THE EXERCISE:
Find each line with the word "name" and say how many there are, nothing else.

**** DATASET ROWS

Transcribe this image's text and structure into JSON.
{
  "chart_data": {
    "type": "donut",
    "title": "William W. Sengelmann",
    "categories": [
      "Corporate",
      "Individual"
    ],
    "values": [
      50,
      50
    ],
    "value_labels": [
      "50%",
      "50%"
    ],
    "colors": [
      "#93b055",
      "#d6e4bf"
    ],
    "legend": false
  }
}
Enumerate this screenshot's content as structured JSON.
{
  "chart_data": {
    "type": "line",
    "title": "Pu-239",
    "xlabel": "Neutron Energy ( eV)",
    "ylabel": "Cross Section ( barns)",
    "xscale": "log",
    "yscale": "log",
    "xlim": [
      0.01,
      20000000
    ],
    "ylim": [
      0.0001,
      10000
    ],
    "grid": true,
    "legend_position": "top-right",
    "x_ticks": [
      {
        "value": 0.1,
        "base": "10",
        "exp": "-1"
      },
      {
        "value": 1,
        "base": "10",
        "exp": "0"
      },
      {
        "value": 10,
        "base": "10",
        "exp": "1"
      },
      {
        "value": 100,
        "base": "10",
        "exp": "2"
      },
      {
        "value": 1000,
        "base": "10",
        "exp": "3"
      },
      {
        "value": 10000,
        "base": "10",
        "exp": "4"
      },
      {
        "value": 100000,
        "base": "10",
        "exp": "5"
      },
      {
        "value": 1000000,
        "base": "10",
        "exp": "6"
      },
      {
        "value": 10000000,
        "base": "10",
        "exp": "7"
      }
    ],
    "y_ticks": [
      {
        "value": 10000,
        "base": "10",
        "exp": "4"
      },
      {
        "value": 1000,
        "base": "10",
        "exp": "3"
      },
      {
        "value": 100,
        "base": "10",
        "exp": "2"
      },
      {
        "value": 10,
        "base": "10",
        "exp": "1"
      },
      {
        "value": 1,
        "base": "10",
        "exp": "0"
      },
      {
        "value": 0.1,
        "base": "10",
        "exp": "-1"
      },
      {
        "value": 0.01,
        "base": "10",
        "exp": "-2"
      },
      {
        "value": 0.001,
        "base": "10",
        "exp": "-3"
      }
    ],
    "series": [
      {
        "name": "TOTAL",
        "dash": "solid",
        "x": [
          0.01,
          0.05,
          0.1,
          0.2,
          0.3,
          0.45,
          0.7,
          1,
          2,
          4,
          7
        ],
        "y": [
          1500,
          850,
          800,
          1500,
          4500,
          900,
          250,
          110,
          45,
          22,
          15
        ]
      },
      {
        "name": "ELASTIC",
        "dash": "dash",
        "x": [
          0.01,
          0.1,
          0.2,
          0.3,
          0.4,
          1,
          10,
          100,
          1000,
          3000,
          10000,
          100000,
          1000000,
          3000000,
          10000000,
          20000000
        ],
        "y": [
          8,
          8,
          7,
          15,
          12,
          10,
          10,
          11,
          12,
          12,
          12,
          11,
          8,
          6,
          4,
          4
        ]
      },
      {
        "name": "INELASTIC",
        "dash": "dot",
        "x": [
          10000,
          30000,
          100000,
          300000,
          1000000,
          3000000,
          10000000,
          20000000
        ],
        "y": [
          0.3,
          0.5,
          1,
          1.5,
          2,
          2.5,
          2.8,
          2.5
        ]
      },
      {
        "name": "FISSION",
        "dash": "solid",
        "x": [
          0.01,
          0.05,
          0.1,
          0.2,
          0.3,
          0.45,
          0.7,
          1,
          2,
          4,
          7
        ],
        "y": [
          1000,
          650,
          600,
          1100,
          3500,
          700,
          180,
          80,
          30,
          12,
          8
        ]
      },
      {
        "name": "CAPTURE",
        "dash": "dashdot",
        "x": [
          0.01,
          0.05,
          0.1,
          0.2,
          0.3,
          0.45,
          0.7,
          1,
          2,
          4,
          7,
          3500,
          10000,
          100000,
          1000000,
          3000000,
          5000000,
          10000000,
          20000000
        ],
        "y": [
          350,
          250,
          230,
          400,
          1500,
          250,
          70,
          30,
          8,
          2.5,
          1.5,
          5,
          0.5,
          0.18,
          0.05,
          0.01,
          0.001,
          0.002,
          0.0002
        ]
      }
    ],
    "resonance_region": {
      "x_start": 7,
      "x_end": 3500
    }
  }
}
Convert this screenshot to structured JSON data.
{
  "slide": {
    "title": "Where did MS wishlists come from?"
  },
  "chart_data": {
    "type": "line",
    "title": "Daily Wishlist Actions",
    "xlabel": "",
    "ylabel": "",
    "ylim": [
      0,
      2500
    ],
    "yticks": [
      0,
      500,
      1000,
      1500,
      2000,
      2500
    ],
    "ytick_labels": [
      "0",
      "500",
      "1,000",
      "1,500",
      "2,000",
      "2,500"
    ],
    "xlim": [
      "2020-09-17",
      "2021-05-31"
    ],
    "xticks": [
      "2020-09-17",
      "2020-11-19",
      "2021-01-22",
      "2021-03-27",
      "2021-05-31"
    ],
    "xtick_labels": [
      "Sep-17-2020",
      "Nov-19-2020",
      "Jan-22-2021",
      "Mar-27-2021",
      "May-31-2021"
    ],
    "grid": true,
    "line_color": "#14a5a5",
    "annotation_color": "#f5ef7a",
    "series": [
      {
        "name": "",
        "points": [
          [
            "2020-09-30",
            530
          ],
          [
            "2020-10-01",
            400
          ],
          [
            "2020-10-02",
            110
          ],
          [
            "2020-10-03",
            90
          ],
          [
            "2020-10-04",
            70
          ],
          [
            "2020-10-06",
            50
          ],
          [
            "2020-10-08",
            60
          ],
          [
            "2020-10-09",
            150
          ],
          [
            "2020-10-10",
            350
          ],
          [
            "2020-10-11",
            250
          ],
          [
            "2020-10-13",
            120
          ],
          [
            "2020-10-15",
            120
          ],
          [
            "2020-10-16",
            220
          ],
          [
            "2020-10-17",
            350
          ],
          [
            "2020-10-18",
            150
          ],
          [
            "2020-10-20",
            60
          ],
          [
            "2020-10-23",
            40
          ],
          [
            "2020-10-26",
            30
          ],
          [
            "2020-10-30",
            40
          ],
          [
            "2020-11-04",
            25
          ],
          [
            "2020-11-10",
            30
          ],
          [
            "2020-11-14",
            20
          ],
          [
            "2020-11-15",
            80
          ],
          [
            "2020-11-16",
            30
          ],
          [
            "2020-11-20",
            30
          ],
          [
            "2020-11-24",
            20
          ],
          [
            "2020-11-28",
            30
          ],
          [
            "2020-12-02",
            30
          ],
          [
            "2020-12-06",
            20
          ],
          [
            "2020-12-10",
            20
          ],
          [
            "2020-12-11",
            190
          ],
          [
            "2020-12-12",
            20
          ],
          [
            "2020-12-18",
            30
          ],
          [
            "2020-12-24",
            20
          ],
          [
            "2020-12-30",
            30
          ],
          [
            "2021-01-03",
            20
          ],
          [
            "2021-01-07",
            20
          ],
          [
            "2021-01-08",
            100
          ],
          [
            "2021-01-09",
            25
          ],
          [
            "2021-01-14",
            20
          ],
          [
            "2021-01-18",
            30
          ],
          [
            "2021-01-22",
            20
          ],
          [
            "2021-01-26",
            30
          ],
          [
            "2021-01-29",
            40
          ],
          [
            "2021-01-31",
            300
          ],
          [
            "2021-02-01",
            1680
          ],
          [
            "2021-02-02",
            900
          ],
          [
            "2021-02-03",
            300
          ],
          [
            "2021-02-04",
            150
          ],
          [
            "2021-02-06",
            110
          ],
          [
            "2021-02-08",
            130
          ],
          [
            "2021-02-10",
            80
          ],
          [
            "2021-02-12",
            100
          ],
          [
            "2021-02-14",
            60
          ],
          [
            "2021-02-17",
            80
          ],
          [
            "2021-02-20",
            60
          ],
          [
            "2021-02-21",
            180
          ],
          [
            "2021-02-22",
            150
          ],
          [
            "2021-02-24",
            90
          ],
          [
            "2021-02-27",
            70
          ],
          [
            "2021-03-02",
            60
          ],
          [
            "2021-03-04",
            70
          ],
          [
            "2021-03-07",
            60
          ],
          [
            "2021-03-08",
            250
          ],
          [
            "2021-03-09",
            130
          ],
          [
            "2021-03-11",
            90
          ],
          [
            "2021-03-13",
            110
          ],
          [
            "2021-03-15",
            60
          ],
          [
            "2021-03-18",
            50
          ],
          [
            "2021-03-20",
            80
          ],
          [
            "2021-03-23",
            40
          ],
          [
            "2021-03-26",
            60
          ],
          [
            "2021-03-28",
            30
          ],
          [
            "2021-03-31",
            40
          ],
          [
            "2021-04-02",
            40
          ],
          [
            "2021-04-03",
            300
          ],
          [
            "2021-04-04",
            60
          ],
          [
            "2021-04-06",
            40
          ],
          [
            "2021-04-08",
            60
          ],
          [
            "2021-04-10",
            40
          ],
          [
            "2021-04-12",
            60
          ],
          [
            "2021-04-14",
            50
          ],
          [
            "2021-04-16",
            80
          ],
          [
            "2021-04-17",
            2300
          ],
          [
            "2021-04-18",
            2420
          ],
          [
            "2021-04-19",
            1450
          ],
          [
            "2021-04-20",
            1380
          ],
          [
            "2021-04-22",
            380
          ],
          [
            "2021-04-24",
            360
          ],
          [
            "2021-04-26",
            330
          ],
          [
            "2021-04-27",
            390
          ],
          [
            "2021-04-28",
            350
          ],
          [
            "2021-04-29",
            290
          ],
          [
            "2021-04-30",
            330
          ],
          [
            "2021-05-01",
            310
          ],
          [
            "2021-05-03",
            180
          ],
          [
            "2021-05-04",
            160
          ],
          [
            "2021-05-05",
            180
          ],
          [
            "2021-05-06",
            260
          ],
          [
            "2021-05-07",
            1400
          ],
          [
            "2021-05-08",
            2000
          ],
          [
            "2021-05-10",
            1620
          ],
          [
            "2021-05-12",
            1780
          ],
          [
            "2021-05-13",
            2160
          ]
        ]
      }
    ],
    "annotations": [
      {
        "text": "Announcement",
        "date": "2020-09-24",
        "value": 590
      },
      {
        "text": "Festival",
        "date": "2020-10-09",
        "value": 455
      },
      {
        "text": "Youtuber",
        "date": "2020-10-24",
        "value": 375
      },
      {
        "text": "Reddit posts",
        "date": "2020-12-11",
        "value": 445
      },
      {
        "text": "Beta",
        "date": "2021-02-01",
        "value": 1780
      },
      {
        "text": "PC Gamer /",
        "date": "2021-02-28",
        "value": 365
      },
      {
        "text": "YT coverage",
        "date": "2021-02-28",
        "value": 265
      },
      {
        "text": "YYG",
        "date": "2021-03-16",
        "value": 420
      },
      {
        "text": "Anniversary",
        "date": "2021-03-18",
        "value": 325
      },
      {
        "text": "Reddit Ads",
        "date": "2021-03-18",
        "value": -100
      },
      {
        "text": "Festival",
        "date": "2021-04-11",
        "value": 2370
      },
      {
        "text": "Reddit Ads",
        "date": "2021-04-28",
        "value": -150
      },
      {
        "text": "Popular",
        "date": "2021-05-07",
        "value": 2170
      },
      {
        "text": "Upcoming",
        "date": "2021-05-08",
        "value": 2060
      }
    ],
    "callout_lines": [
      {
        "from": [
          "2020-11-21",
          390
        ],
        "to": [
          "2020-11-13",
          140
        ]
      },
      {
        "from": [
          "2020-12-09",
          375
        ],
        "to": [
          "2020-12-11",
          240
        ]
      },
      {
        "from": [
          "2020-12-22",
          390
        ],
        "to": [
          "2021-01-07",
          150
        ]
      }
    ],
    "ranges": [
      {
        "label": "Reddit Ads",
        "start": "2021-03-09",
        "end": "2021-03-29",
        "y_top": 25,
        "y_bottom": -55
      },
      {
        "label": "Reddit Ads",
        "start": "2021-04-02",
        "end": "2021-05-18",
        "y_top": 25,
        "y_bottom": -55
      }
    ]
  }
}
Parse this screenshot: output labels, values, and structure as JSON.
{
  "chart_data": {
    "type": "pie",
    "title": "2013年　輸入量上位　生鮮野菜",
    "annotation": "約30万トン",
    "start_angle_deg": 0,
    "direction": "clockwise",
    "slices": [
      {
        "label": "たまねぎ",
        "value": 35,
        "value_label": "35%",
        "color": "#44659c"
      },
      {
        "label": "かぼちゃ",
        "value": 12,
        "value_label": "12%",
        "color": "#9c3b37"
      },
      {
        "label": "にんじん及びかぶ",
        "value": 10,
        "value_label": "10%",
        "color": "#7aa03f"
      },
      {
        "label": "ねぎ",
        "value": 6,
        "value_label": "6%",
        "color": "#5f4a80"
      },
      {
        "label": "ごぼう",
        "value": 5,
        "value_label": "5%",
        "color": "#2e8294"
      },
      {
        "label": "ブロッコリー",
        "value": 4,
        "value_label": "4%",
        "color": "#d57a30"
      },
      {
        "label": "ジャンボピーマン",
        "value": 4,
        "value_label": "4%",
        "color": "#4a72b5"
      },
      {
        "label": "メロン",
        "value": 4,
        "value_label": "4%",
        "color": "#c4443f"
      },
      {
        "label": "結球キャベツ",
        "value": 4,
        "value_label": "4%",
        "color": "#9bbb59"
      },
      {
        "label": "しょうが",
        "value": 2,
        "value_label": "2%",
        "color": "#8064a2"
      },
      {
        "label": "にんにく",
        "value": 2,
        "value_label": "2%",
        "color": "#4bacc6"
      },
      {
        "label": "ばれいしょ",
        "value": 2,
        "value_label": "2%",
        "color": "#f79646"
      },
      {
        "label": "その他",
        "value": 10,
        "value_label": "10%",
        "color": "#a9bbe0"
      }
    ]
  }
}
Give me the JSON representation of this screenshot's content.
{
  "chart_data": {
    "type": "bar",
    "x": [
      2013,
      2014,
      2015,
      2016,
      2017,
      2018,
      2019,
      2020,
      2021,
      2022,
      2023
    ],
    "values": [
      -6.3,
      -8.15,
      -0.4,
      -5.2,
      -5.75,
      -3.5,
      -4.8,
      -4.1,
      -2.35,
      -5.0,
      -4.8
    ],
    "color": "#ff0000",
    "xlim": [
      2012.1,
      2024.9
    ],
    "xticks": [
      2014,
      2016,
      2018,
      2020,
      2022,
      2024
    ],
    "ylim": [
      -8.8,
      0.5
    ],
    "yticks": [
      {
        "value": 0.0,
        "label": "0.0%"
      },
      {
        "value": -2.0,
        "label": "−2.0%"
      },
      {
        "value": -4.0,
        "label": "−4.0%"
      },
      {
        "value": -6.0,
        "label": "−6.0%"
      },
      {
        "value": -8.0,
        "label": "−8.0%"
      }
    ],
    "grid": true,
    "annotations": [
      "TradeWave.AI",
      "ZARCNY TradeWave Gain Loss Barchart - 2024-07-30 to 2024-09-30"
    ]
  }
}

********

SOLUTION TO THIS EXERCISE:
6